= Problem to work on =
Scan the data for "Differences" and copy each matching line.
####################
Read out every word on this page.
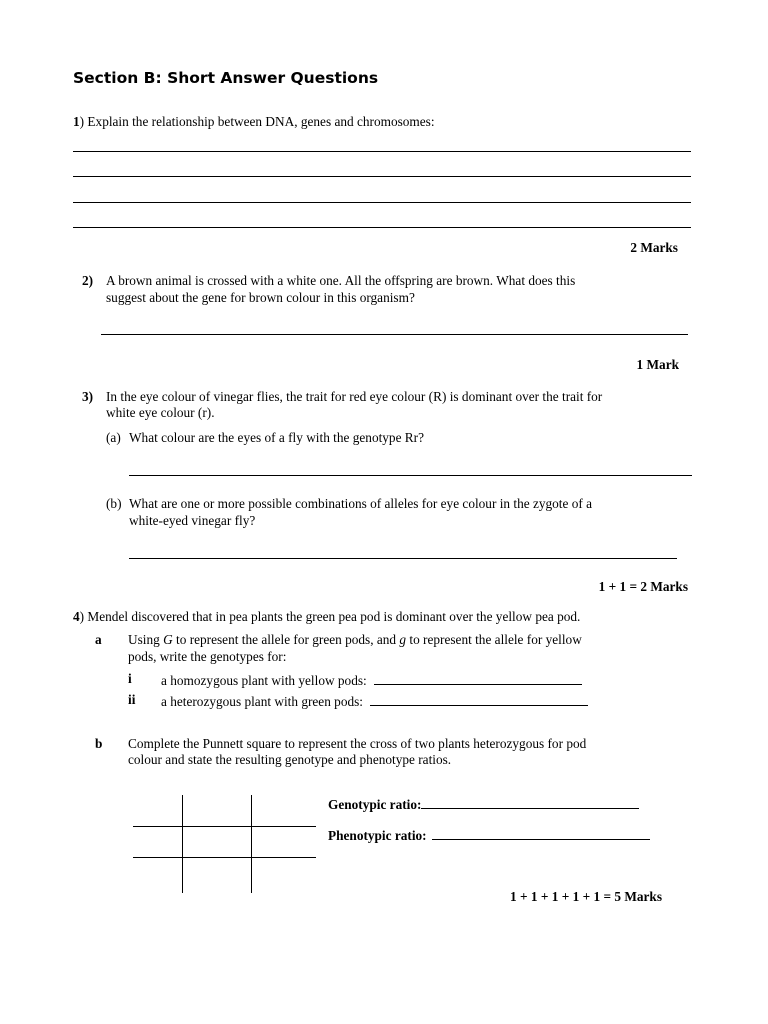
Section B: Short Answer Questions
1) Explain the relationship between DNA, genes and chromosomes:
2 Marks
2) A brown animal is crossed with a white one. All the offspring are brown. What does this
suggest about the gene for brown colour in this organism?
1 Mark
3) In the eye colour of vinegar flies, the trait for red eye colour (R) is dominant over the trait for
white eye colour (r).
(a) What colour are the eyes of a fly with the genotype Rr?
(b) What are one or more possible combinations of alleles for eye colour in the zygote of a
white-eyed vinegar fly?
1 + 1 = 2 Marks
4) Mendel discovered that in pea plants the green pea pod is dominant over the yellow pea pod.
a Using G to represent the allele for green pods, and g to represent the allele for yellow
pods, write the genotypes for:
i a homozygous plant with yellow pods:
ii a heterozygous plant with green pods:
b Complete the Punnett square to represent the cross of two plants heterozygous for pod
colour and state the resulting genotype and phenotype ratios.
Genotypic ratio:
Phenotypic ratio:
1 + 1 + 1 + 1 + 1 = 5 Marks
####################
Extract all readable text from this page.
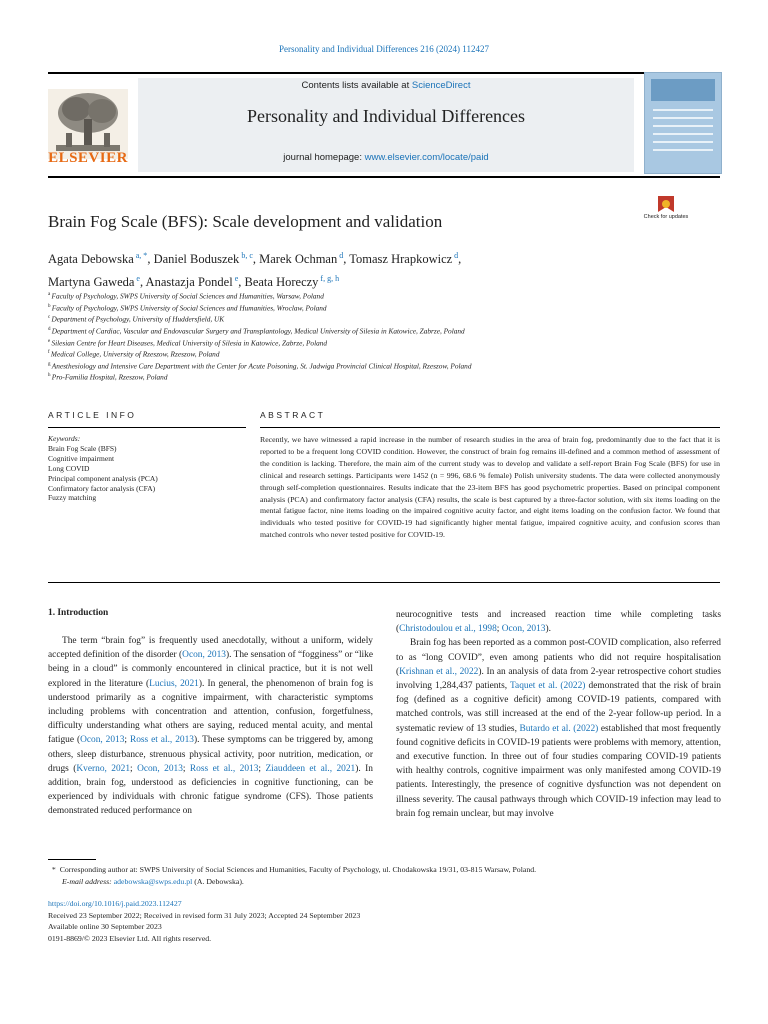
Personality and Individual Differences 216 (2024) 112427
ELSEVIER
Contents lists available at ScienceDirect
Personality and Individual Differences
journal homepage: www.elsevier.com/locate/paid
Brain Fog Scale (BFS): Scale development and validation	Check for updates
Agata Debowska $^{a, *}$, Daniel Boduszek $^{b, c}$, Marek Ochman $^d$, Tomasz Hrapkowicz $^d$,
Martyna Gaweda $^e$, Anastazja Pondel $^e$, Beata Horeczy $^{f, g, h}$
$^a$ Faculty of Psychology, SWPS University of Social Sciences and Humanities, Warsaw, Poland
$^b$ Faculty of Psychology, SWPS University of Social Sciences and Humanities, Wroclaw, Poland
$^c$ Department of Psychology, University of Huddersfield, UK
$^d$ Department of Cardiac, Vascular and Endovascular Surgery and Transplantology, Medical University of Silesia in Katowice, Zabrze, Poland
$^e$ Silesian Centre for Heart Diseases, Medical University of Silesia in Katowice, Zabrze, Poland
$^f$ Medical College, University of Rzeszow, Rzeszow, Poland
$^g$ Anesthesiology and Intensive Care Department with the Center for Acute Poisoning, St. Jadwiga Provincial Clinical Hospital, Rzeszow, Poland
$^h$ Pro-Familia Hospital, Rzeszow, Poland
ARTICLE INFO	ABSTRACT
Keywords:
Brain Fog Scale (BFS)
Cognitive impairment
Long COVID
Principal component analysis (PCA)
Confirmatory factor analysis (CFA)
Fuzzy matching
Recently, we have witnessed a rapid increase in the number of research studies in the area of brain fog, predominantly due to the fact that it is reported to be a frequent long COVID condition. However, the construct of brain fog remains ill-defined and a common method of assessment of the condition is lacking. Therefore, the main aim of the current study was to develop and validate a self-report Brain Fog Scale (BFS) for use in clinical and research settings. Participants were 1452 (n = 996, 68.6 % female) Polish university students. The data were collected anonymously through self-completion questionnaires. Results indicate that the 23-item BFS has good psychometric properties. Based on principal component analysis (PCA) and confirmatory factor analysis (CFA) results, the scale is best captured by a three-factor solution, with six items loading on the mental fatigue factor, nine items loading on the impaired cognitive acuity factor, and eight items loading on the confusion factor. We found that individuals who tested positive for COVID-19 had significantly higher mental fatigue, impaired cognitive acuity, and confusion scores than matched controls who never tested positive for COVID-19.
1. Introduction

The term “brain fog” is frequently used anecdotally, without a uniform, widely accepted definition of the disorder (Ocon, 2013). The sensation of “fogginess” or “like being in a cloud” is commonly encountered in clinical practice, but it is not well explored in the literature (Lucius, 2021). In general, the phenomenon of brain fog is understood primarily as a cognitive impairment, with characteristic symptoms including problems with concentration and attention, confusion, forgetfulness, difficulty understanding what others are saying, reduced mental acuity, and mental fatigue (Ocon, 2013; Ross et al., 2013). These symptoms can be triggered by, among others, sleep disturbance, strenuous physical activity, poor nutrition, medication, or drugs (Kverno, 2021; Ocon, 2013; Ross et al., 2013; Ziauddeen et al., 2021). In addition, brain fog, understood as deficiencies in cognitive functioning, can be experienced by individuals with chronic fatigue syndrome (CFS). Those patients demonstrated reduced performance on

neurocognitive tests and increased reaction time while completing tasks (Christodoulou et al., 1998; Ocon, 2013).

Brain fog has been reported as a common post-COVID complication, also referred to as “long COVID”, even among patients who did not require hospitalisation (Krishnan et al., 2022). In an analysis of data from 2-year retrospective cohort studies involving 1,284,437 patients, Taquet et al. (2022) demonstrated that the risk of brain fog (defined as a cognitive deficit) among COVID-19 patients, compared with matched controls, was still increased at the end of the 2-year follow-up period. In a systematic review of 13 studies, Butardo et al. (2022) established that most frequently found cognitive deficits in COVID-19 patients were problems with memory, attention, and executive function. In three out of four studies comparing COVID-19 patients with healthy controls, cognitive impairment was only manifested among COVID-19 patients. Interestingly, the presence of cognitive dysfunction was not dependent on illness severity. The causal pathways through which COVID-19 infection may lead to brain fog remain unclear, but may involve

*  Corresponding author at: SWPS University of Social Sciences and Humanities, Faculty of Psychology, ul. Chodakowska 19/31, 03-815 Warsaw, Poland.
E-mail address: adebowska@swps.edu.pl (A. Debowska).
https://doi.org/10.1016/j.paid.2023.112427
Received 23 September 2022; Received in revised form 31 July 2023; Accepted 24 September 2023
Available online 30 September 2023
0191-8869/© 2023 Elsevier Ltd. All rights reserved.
####################
= Solved problem =
Personality and Individual Differences 216 (2024) 112427
Personality and Individual Differences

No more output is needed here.